* [Exercise instructions]:
Copy out all the lines in the records that include the word "weekday".

* [Dataset entries on figures]:
______
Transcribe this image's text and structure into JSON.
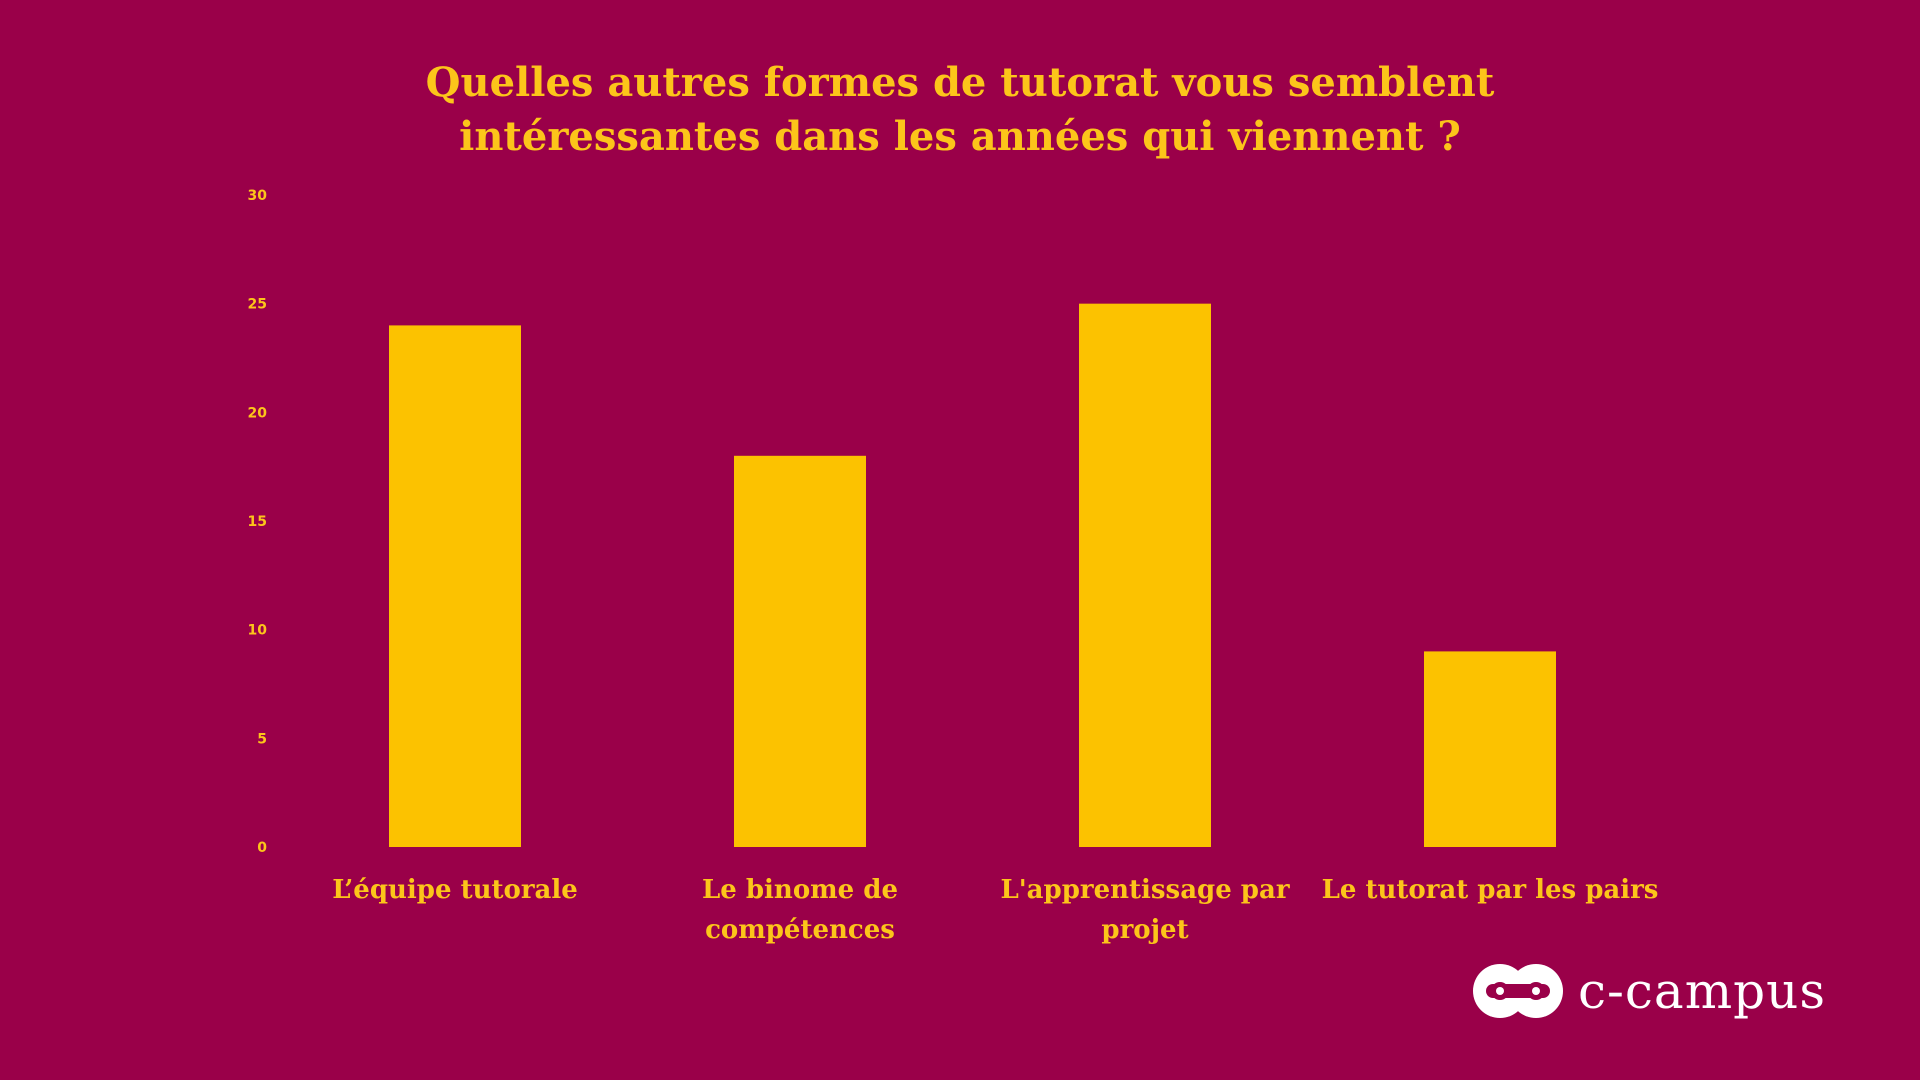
{
  "chart_data": {
    "type": "bar",
    "title_lines": [
      "Quelles autres formes de tutorat vous semblent",
      "intéressantes dans les années qui viennent ?"
    ],
    "categories": [
      [
        "L’équipe tutorale"
      ],
      [
        "Le binome de",
        "compétences"
      ],
      [
        "L'apprentissage par",
        "projet"
      ],
      [
        "Le tutorat par les pairs"
      ]
    ],
    "values": [
      24,
      18,
      25,
      9
    ],
    "ylim": [
      0,
      30
    ],
    "yticks": [
      0,
      5,
      10,
      15,
      20,
      25,
      30
    ],
    "grid": false,
    "legend": "none"
  },
  "colors": {
    "background": "#9a0049",
    "bar": "#fcc200",
    "text": "#fcc51a",
    "logo": "#ffffff"
  },
  "logo": {
    "icon": "c-campus-logo-icon",
    "text": "c-campus"
  }
}
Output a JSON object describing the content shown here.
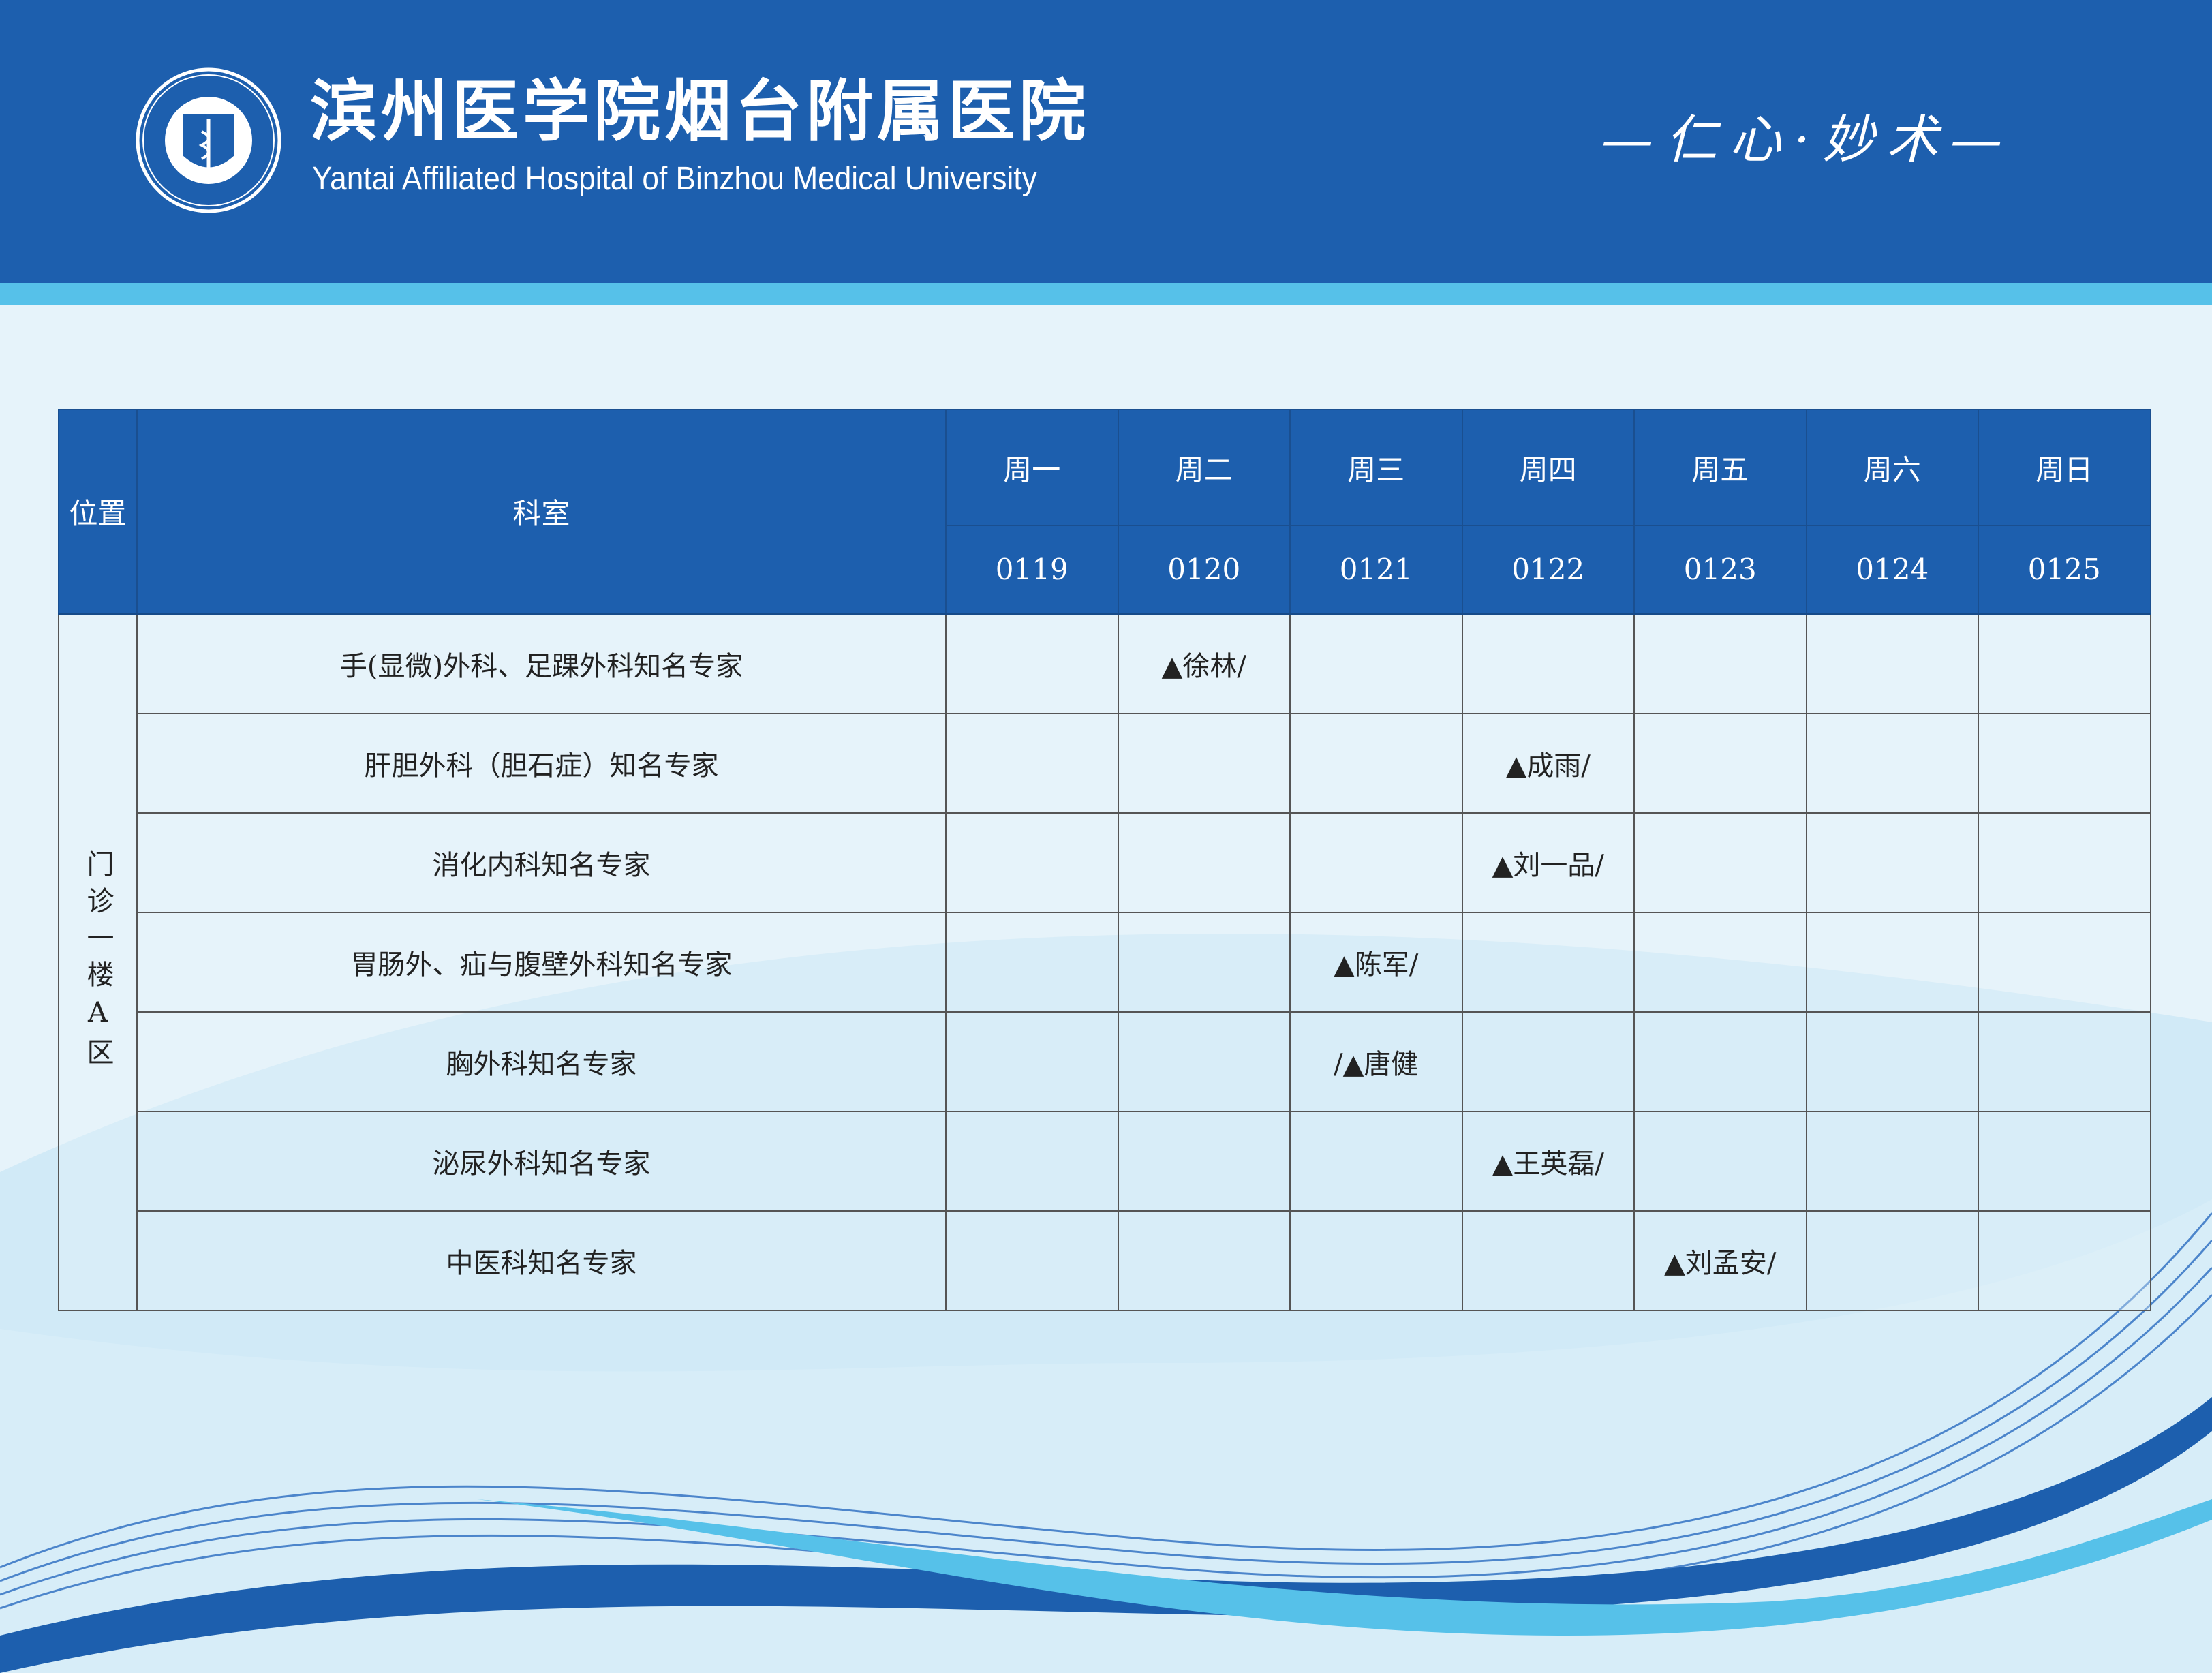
{
  "header": {
    "name_cn": "滨州医学院烟台附属医院",
    "name_en": "Yantai Affiliated Hospital of Binzhou Medical University",
    "motto": "—仁心·妙术—",
    "logo": "hospital-seal-logo",
    "colors": {
      "header": "#1d5fae",
      "stripe": "#56c1e9"
    }
  },
  "table": {
    "col_location": "位置",
    "col_department": "科室",
    "days": [
      {
        "weekday": "周一",
        "date": "0119"
      },
      {
        "weekday": "周二",
        "date": "0120"
      },
      {
        "weekday": "周三",
        "date": "0121"
      },
      {
        "weekday": "周四",
        "date": "0122"
      },
      {
        "weekday": "周五",
        "date": "0123"
      },
      {
        "weekday": "周六",
        "date": "0124"
      },
      {
        "weekday": "周日",
        "date": "0125"
      }
    ],
    "location": "门诊一楼A区",
    "rows": [
      {
        "department": "手(显微)外科、足踝外科知名专家",
        "cells": [
          "",
          "▲徐林/",
          "",
          "",
          "",
          "",
          ""
        ]
      },
      {
        "department": "肝胆外科（胆石症）知名专家",
        "cells": [
          "",
          "",
          "",
          "▲成雨/",
          "",
          "",
          ""
        ]
      },
      {
        "department": "消化内科知名专家",
        "cells": [
          "",
          "",
          "",
          "▲刘一品/",
          "",
          "",
          ""
        ]
      },
      {
        "department": "胃肠外、疝与腹壁外科知名专家",
        "cells": [
          "",
          "",
          "▲陈军/",
          "",
          "",
          "",
          ""
        ]
      },
      {
        "department": "胸外科知名专家",
        "cells": [
          "",
          "",
          "/▲唐健",
          "",
          "",
          "",
          ""
        ]
      },
      {
        "department": "泌尿外科知名专家",
        "cells": [
          "",
          "",
          "",
          "▲王英磊/",
          "",
          "",
          ""
        ]
      },
      {
        "department": "中医科知名专家",
        "cells": [
          "",
          "",
          "",
          "",
          "▲刘孟安/",
          "",
          ""
        ]
      }
    ]
  }
}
______
* [Answer to the exercise]:
        "weekday": "周一",
        "weekday": "周二",
        "weekday": "周三",
        "weekday": "周四",
        "weekday": "周五",
        "weekday": "周六",
        "weekday": "周日",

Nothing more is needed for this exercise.